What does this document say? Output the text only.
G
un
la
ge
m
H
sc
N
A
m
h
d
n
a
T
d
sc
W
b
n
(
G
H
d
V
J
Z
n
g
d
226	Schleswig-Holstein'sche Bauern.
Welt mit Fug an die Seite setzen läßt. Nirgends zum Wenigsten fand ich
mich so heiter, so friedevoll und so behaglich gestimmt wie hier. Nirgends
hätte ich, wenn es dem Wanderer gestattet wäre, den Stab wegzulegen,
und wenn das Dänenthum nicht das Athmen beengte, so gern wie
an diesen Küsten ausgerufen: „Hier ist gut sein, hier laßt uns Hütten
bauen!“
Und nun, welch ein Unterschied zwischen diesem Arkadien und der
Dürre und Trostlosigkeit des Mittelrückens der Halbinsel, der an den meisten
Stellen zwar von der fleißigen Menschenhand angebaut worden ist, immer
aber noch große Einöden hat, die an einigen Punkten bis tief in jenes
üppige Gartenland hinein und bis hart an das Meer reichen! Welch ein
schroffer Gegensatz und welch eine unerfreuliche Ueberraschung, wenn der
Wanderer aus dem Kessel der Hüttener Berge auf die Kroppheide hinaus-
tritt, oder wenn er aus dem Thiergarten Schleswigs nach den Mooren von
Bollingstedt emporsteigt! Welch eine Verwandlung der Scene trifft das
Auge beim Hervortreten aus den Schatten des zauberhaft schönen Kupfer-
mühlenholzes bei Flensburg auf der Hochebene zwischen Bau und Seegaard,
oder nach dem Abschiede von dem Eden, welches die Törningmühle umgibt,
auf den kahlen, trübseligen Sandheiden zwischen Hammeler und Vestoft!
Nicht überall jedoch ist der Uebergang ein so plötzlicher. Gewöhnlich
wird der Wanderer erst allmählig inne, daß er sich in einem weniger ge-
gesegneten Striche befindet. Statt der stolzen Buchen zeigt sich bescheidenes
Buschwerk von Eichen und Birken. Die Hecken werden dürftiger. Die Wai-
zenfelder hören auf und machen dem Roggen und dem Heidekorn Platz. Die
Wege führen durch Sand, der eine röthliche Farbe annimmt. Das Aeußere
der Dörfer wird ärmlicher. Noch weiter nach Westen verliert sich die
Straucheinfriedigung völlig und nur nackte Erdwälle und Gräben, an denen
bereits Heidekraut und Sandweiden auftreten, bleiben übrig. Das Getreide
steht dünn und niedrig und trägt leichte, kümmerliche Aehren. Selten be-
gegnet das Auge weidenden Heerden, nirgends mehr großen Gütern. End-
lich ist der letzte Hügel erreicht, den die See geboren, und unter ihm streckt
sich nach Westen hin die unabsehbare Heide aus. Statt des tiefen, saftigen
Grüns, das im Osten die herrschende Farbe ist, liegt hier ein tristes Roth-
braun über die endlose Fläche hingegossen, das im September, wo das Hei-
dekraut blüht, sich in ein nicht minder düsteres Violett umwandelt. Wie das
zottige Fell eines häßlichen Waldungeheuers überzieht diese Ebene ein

..............................

WHAT YOU HAVE TO DO: Your answer should be a single number: how many lines of the material contain the word "nach".

OUTPUT BELOW: 4